*Job*
Copy the records below exactly as they are written.

A run of records
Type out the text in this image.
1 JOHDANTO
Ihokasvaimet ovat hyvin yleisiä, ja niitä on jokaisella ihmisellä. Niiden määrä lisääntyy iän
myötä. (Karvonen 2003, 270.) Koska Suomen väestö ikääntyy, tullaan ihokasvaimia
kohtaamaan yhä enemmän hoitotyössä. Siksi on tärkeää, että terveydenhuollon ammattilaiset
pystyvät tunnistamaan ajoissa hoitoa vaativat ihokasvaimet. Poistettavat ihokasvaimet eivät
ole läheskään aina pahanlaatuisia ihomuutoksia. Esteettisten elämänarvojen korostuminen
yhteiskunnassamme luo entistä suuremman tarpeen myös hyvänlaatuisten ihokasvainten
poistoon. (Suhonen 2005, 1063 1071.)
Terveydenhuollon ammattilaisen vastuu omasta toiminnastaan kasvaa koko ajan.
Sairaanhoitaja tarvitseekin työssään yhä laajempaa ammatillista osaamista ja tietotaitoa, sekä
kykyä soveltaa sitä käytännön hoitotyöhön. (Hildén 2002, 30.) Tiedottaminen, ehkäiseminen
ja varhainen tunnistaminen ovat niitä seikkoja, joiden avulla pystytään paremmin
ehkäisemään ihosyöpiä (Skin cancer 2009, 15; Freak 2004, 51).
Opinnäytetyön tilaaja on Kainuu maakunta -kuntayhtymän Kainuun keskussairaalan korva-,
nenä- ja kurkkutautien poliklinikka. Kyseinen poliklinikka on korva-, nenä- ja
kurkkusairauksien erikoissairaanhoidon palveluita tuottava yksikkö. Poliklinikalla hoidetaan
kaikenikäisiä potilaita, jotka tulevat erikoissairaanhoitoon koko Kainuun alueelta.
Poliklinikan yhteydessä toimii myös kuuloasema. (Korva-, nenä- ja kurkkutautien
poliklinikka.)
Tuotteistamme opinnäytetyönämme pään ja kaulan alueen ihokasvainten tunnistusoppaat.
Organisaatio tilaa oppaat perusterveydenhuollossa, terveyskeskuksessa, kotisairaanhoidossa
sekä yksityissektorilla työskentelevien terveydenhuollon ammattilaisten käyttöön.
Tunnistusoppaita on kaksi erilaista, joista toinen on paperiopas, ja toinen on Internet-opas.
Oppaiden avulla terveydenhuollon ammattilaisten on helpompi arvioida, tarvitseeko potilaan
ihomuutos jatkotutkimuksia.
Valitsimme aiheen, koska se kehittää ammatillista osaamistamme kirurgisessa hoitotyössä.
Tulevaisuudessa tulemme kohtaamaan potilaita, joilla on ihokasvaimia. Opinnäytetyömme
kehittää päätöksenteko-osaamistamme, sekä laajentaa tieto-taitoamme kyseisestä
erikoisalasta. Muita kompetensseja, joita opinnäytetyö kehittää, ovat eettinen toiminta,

*Answer to this problem*
Type out the text in this image.
1 JOHDANTO
Ihokasvaimet ovat hyvin yleisiä, ja niitä on jokaisella ihmisellä. Niiden määrä lisääntyy iän
myötä. (Karvonen 2003, 270.) Koska Suomen väestö ikääntyy, tullaan ihokasvaimia
kohtaamaan yhä enemmän hoitotyössä. Siksi on tärkeää, että terveydenhuollon ammattilaiset
pystyvät tunnistamaan ajoissa hoitoa vaativat ihokasvaimet. Poistettavat ihokasvaimet eivät
ole läheskään aina pahanlaatuisia ihomuutoksia. Esteettisten elämänarvojen korostuminen
yhteiskunnassamme luo entistä suuremman tarpeen myös hyvänlaatuisten ihokasvainten
poistoon. (Suhonen 2005, 1063 1071.)
Terveydenhuollon ammattilaisen vastuu omasta toiminnastaan kasvaa koko ajan.
Sairaanhoitaja tarvitseekin työssään yhä laajempaa ammatillista osaamista ja tietotaitoa, sekä
kykyä soveltaa sitä käytännön hoitotyöhön. (Hildén 2002, 30.) Tiedottaminen, ehkäiseminen
ja varhainen tunnistaminen ovat niitä seikkoja, joiden avulla pystytään paremmin
ehkäisemään ihosyöpiä (Skin cancer 2009, 15; Freak 2004, 51).
Opinnäytetyön tilaaja on Kainuu maakunta -kuntayhtymän Kainuun keskussairaalan korva-,
nenä- ja kurkkutautien poliklinikka. Kyseinen poliklinikka on korva-, nenä- ja
kurkkusairauksien erikoissairaanhoidon palveluita tuottava yksikkö. Poliklinikalla hoidetaan
kaikenikäisiä potilaita, jotka tulevat erikoissairaanhoitoon koko Kainuun alueelta.
Poliklinikan yhteydessä toimii myös kuuloasema. (Korva-, nenä- ja kurkkutautien
poliklinikka.)
Tuotteistamme opinnäytetyönämme pään ja kaulan alueen ihokasvainten tunnistusoppaat.
Organisaatio tilaa oppaat perusterveydenhuollossa, terveyskeskuksessa, kotisairaanhoidossa
sekä yksityissektorilla työskentelevien terveydenhuollon ammattilaisten käyttöön.
Tunnistusoppaita on kaksi erilaista, joista toinen on paperiopas, ja toinen on Internet-opas.
Oppaiden avulla terveydenhuollon ammattilaisten on helpompi arvioida, tarvitseeko potilaan
ihomuutos jatkotutkimuksia.
Valitsimme aiheen, koska se kehittää ammatillista osaamistamme kirurgisessa hoitotyössä.
Tulevaisuudessa tulemme kohtaamaan potilaita, joilla on ihokasvaimia. Opinnäytetyömme
kehittää päätöksenteko-osaamistamme, sekä laajentaa tieto-taitoamme kyseisestä
erikoisalasta. Muita kompetensseja, joita opinnäytetyö kehittää, ovat eettinen toiminta,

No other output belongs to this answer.